__Data for processing__:

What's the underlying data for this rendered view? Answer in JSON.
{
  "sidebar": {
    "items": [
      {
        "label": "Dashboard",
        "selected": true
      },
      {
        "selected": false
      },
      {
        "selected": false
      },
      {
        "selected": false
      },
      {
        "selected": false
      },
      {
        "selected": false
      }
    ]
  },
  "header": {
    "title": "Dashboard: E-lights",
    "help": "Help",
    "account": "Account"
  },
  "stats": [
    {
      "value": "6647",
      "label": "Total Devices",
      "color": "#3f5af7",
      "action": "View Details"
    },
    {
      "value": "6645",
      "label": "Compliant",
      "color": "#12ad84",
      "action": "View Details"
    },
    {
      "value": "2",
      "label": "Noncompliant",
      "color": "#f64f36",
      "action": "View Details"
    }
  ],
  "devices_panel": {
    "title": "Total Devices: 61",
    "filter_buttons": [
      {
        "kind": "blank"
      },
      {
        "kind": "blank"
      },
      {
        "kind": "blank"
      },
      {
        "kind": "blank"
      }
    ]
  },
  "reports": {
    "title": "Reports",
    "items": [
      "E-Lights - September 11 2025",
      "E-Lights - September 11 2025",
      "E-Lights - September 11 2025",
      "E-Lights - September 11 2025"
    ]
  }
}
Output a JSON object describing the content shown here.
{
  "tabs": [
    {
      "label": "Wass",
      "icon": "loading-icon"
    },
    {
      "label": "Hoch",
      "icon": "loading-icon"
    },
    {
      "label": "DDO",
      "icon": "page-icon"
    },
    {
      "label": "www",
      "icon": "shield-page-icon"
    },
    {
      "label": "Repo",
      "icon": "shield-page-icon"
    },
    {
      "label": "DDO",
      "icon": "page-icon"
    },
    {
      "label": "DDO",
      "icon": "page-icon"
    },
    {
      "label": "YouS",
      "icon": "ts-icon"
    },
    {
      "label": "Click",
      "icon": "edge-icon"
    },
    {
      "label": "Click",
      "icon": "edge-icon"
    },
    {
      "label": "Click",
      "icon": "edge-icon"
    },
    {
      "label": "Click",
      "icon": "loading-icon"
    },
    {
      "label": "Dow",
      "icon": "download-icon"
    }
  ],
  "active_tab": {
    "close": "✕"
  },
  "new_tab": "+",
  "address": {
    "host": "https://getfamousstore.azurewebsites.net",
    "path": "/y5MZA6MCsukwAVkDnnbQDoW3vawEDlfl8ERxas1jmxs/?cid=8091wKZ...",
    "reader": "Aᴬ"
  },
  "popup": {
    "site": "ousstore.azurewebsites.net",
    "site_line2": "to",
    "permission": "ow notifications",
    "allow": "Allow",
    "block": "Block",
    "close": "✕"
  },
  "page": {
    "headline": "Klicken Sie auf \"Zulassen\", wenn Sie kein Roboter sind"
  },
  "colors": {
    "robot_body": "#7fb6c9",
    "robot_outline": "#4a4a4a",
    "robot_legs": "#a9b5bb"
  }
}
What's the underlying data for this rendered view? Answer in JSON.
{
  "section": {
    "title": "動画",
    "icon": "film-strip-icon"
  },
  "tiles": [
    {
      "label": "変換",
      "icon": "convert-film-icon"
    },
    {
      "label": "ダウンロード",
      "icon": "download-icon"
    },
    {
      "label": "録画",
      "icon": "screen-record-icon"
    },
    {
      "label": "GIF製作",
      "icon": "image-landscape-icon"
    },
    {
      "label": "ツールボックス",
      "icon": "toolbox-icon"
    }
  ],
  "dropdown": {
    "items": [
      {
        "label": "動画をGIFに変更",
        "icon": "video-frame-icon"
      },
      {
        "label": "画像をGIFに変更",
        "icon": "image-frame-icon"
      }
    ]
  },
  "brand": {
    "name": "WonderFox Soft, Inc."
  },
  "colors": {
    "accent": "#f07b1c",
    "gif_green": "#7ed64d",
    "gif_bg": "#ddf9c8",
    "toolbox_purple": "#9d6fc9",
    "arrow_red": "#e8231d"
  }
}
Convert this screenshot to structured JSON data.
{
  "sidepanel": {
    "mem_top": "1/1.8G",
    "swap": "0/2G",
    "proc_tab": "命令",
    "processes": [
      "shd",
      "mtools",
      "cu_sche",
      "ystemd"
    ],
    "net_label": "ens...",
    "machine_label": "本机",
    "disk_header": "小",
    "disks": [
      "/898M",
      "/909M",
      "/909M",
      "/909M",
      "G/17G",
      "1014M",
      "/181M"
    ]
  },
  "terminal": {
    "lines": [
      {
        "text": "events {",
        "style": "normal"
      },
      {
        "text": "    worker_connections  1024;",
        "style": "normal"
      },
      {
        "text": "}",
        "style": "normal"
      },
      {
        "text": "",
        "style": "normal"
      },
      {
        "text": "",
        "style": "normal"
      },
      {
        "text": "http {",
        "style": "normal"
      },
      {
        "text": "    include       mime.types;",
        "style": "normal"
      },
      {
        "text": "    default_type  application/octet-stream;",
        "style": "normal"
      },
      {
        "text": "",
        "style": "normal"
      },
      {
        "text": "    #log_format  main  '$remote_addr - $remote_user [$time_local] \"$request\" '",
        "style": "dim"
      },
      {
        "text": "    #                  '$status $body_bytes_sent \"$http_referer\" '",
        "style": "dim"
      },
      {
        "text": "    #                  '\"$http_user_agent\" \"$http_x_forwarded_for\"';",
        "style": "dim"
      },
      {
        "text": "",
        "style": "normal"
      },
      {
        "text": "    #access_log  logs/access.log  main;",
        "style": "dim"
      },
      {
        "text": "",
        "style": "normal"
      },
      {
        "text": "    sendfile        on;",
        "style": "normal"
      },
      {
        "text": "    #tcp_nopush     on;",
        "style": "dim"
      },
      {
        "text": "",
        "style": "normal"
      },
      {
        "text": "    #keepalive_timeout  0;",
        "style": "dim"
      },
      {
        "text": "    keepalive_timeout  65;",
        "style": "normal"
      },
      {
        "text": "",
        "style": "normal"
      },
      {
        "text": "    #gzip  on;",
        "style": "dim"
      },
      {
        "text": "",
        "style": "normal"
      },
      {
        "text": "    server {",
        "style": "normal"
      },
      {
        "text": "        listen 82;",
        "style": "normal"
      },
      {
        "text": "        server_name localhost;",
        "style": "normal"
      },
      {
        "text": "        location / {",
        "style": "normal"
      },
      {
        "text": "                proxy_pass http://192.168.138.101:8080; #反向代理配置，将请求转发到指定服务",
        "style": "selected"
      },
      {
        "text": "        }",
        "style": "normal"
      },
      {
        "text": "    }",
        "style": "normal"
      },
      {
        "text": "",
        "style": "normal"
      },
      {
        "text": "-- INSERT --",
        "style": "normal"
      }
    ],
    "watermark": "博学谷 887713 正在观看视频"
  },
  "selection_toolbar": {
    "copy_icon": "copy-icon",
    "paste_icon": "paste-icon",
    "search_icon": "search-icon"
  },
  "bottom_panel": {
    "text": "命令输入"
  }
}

__Instructions to follow__:
Your task is to repeat each line of the material exactly.

__Result__:
What's the underlying data for this rendered view? Answer in JSON.
{
  "sidebar": {
    "items": [
      {
        "label": "Dashboard",
        "selected": true
      },
      {
        "selected": false
      },
      {
        "selected": false
      },
      {
        "selected": false
      },
      {
        "selected": false
      },
      {
        "selected": false
      }
    ]
  },
  "header": {
    "title": "Dashboard: E-lights",
    "help": "Help",
    "account": "Account"
  },
  "stats": [
    {
      "value": "6647",
      "label": "Total Devices",
      "color": "#3f5af7",
      "action": "View Details"
    },
    {
      "value": "6645",
      "label": "Compliant",
      "color": "#12ad84",
      "action": "View Details"
    },
    {
      "value": "2",
      "label": "Noncompliant",
      "color": "#f64f36",
      "action": "View Details"
    }
  ],
  "devices_panel": {
    "title": "Total Devices: 61",
    "filter_buttons": [
      {
        "kind": "blank"
      },
      {
        "kind": "blank"
      },
      {
        "kind": "blank"
      },
      {
        "kind": "blank"
      }
    ]
  },
  "reports": {
    "title": "Reports",
    "items": [
      "E-Lights - September 11 2025",
      "E-Lights - September 11 2025",
      "E-Lights - September 11 2025",
      "E-Lights - September 11 2025"
    ]
  }
}
Output a JSON object describing the content shown here.
{
  "tabs": [
    {
      "label": "Wass",
      "icon": "loading-icon"
    },
    {
      "label": "Hoch",
      "icon": "loading-icon"
    },
    {
      "label": "DDO",
      "icon": "page-icon"
    },
    {
      "label": "www",
      "icon": "shield-page-icon"
    },
    {
      "label": "Repo",
      "icon": "shield-page-icon"
    },
    {
      "label": "DDO",
      "icon": "page-icon"
    },
    {
      "label": "DDO",
      "icon": "page-icon"
    },
    {
      "label": "YouS",
      "icon": "ts-icon"
    },
    {
      "label": "Click",
      "icon": "edge-icon"
    },
    {
      "label": "Click",
      "icon": "edge-icon"
    },
    {
      "label": "Click",
      "icon": "edge-icon"
    },
    {
      "label": "Click",
      "icon": "loading-icon"
    },
    {
      "label": "Dow",
      "icon": "download-icon"
    }
  ],
  "active_tab": {
    "close": "✕"
  },
  "new_tab": "+",
  "address": {
    "host": "https://getfamousstore.azurewebsites.net",
    "path": "/y5MZA6MCsukwAVkDnnbQDoW3vawEDlfl8ERxas1jmxs/?cid=8091wKZ...",
    "reader": "Aᴬ"
  },
  "popup": {
    "site": "ousstore.azurewebsites.net",
    "site_line2": "to",
    "permission": "ow notifications",
    "allow": "Allow",
    "block": "Block",
    "close": "✕"
  },
  "page": {
    "headline": "Klicken Sie auf \"Zulassen\", wenn Sie kein Roboter sind"
  },
  "colors": {
    "robot_body": "#7fb6c9",
    "robot_outline": "#4a4a4a",
    "robot_legs": "#a9b5bb"
  }
}
What's the underlying data for this rendered view? Answer in JSON.
{
  "section": {
    "title": "動画",
    "icon": "film-strip-icon"
  },
  "tiles": [
    {
      "label": "変換",
      "icon": "convert-film-icon"
    },
    {
      "label": "ダウンロード",
      "icon": "download-icon"
    },
    {
      "label": "録画",
      "icon": "screen-record-icon"
    },
    {
      "label": "GIF製作",
      "icon": "image-landscape-icon"
    },
    {
      "label": "ツールボックス",
      "icon": "toolbox-icon"
    }
  ],
  "dropdown": {
    "items": [
      {
        "label": "動画をGIFに変更",
        "icon": "video-frame-icon"
      },
      {
        "label": "画像をGIFに変更",
        "icon": "image-frame-icon"
      }
    ]
  },
  "brand": {
    "name": "WonderFox Soft, Inc."
  },
  "colors": {
    "accent": "#f07b1c",
    "gif_green": "#7ed64d",
    "gif_bg": "#ddf9c8",
    "toolbox_purple": "#9d6fc9",
    "arrow_red": "#e8231d"
  }
}
Convert this screenshot to structured JSON data.
{
  "sidepanel": {
    "mem_top": "1/1.8G",
    "swap": "0/2G",
    "proc_tab": "命令",
    "processes": [
      "shd",
      "mtools",
      "cu_sche",
      "ystemd"
    ],
    "net_label": "ens...",
    "machine_label": "本机",
    "disk_header": "小",
    "disks": [
      "/898M",
      "/909M",
      "/909M",
      "/909M",
      "G/17G",
      "1014M",
      "/181M"
    ]
  },
  "terminal": {
    "lines": [
      {
        "text": "events {",
        "style": "normal"
      },
      {
        "text": "    worker_connections  1024;",
        "style": "normal"
      },
      {
        "text": "}",
        "style": "normal"
      },
      {
        "text": "",
        "style": "normal"
      },
      {
        "text": "",
        "style": "normal"
      },
      {
        "text": "http {",
        "style": "normal"
      },
      {
        "text": "    include       mime.types;",
        "style": "normal"
      },
      {
        "text": "    default_type  application/octet-stream;",
        "style": "normal"
      },
      {
        "text": "",
        "style": "normal"
      },
      {
        "text": "    #log_format  main  '$remote_addr - $remote_user [$time_local] \"$request\" '",
        "style": "dim"
      },
      {
        "text": "    #                  '$status $body_bytes_sent \"$http_referer\" '",
        "style": "dim"
      },
      {
        "text": "    #                  '\"$http_user_agent\" \"$http_x_forwarded_for\"';",
        "style": "dim"
      },
      {
        "text": "",
        "style": "normal"
      },
      {
        "text": "    #access_log  logs/access.log  main;",
        "style": "dim"
      },
      {
        "text": "",
        "style": "normal"
      },
      {
        "text": "    sendfile        on;",
        "style": "normal"
      },
      {
        "text": "    #tcp_nopush     on;",
        "style": "dim"
      },
      {
        "text": "",
        "style": "normal"
      },
      {
        "text": "    #keepalive_timeout  0;",
        "style": "dim"
      },
      {
        "text": "    keepalive_timeout  65;",
        "style": "normal"
      },
      {
        "text": "",
        "style": "normal"
      },
      {
        "text": "    #gzip  on;",
        "style": "dim"
      },
      {
        "text": "",
        "style": "normal"
      },
      {
        "text": "    server {",
        "style": "normal"
      },
      {
        "text": "        listen 82;",
        "style": "normal"
      },
      {
        "text": "        server_name localhost;",
        "style": "normal"
      },
      {
        "text": "        location / {",
        "style": "normal"
      },
      {
        "text": "                proxy_pass http://192.168.138.101:8080; #反向代理配置，将请求转发到指定服务",
        "style": "selected"
      },
      {
        "text": "        }",
        "style": "normal"
      },
      {
        "text": "    }",
        "style": "normal"
      },
      {
        "text": "",
        "style": "normal"
      },
      {
        "text": "-- INSERT --",
        "style": "normal"
      }
    ],
    "watermark": "博学谷 887713 正在观看视频"
  },
  "selection_toolbar": {
    "copy_icon": "copy-icon",
    "paste_icon": "paste-icon",
    "search_icon": "search-icon"
  },
  "bottom_panel": {
    "text": "命令输入"
  }
}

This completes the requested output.